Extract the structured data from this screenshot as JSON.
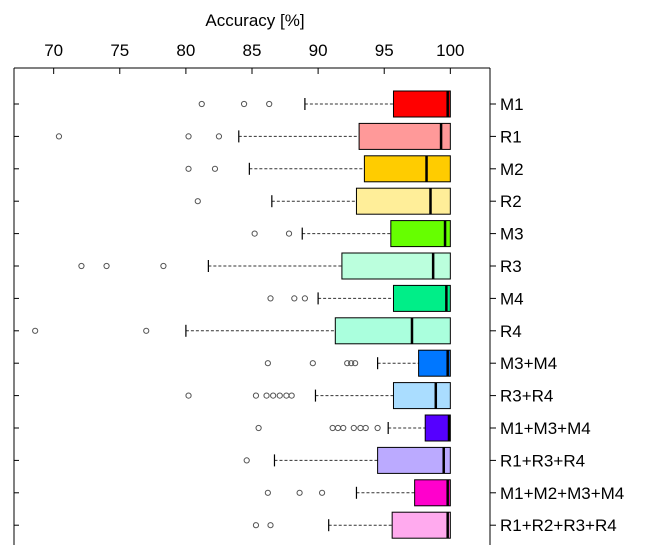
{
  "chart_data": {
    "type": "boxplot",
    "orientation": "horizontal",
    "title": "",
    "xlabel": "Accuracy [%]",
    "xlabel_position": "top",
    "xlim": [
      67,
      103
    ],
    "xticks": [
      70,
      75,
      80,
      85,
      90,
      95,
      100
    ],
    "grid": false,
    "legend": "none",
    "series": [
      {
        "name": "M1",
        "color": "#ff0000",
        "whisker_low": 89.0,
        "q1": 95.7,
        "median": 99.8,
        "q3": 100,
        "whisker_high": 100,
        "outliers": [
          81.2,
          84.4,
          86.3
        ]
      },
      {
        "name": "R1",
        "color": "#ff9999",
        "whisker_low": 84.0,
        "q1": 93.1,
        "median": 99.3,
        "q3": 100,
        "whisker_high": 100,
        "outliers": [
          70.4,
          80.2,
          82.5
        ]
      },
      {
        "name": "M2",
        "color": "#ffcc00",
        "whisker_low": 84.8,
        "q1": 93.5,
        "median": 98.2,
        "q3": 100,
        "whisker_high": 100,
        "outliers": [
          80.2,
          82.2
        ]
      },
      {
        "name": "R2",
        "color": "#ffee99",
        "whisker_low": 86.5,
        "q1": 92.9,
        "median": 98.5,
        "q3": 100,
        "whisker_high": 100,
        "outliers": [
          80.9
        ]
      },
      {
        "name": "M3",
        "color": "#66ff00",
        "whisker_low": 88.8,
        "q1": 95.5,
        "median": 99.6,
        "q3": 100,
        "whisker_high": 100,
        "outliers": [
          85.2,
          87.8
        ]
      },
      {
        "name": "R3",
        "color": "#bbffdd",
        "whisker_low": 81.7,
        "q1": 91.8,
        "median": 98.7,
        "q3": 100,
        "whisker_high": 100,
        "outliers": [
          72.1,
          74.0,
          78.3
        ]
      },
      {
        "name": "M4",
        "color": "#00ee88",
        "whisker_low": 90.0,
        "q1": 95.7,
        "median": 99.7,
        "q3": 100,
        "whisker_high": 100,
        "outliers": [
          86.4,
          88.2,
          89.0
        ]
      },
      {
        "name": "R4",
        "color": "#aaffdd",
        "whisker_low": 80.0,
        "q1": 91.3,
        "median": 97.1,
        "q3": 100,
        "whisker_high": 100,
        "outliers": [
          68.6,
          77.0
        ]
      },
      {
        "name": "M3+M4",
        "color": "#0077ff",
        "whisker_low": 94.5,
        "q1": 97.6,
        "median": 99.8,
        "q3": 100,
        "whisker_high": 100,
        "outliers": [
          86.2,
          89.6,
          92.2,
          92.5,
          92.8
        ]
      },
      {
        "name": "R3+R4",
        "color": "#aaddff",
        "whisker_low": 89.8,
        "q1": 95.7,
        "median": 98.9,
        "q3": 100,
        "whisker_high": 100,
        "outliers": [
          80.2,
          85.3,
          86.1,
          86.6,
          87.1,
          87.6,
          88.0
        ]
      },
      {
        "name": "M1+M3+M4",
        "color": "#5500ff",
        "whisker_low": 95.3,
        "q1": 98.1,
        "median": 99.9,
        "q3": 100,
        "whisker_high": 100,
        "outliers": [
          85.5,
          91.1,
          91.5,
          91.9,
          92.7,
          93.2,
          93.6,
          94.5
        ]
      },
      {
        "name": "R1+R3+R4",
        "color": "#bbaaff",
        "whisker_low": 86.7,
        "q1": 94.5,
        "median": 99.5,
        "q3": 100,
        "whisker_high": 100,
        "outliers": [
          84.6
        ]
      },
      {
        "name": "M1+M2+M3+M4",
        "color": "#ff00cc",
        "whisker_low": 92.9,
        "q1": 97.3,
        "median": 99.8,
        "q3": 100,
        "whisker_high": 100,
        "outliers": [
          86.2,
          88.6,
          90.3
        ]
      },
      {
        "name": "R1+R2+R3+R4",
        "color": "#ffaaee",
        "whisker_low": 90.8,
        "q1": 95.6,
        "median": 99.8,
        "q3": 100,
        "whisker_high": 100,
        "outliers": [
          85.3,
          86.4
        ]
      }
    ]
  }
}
###
● **What this task involves**:
Skip the pictures and transcribe the rest of the records exactly.

● **Worked answer**:
Extract the structured data from this screenshot as JSON.
{
  "chart_data": {
    "type": "boxplot",
    "orientation": "horizontal",
    "title": "",
    "xlabel": "Accuracy [%]",
    "xlabel_position": "top",
    "xlim": [
      67,
      103
    ],
    "xticks": [
      70,
      75,
      80,
      85,
      90,
      95,
      100
    ],
    "grid": false,
    "legend": "none",
    "series": [
      {
        "name": "M1",
        "color": "#ff0000",
        "whisker_low": 89.0,
        "q1": 95.7,
        "median": 99.8,
        "q3": 100,
        "whisker_high": 100,
        "outliers": [
          81.2,
          84.4,
          86.3
        ]
      },
      {
        "name": "R1",
        "color": "#ff9999",
        "whisker_low": 84.0,
        "q1": 93.1,
        "median": 99.3,
        "q3": 100,
        "whisker_high": 100,
        "outliers": [
          70.4,
          80.2,
          82.5
        ]
      },
      {
        "name": "M2",
        "color": "#ffcc00",
        "whisker_low": 84.8,
        "q1": 93.5,
        "median": 98.2,
        "q3": 100,
        "whisker_high": 100,
        "outliers": [
          80.2,
          82.2
        ]
      },
      {
        "name": "R2",
        "color": "#ffee99",
        "whisker_low": 86.5,
        "q1": 92.9,
        "median": 98.5,
        "q3": 100,
        "whisker_high": 100,
        "outliers": [
          80.9
        ]
      },
      {
        "name": "M3",
        "color": "#66ff00",
        "whisker_low": 88.8,
        "q1": 95.5,
        "median": 99.6,
        "q3": 100,
        "whisker_high": 100,
        "outliers": [
          85.2,
          87.8
        ]
      },
      {
        "name": "R3",
        "color": "#bbffdd",
        "whisker_low": 81.7,
        "q1": 91.8,
        "median": 98.7,
        "q3": 100,
        "whisker_high": 100,
        "outliers": [
          72.1,
          74.0,
          78.3
        ]
      },
      {
        "name": "M4",
        "color": "#00ee88",
        "whisker_low": 90.0,
        "q1": 95.7,
        "median": 99.7,
        "q3": 100,
        "whisker_high": 100,
        "outliers": [
          86.4,
          88.2,
          89.0
        ]
      },
      {
        "name": "R4",
        "color": "#aaffdd",
        "whisker_low": 80.0,
        "q1": 91.3,
        "median": 97.1,
        "q3": 100,
        "whisker_high": 100,
        "outliers": [
          68.6,
          77.0
        ]
      },
      {
        "name": "M3+M4",
        "color": "#0077ff",
        "whisker_low": 94.5,
        "q1": 97.6,
        "median": 99.8,
        "q3": 100,
        "whisker_high": 100,
        "outliers": [
          86.2,
          89.6,
          92.2,
          92.5,
          92.8
        ]
      },
      {
        "name": "R3+R4",
        "color": "#aaddff",
        "whisker_low": 89.8,
        "q1": 95.7,
        "median": 98.9,
        "q3": 100,
        "whisker_high": 100,
        "outliers": [
          80.2,
          85.3,
          86.1,
          86.6,
          87.1,
          87.6,
          88.0
        ]
      },
      {
        "name": "M1+M3+M4",
        "color": "#5500ff",
        "whisker_low": 95.3,
        "q1": 98.1,
        "median": 99.9,
        "q3": 100,
        "whisker_high": 100,
        "outliers": [
          85.5,
          91.1,
          91.5,
          91.9,
          92.7,
          93.2,
          93.6,
          94.5
        ]
      },
      {
        "name": "R1+R3+R4",
        "color": "#bbaaff",
        "whisker_low": 86.7,
        "q1": 94.5,
        "median": 99.5,
        "q3": 100,
        "whisker_high": 100,
        "outliers": [
          84.6
        ]
      },
      {
        "name": "M1+M2+M3+M4",
        "color": "#ff00cc",
        "whisker_low": 92.9,
        "q1": 97.3,
        "median": 99.8,
        "q3": 100,
        "whisker_high": 100,
        "outliers": [
          86.2,
          88.6,
          90.3
        ]
      },
      {
        "name": "R1+R2+R3+R4",
        "color": "#ffaaee",
        "whisker_low": 90.8,
        "q1": 95.6,
        "median": 99.8,
        "q3": 100,
        "whisker_high": 100,
        "outliers": [
          85.3,
          86.4
        ]
      }
    ]
  }
}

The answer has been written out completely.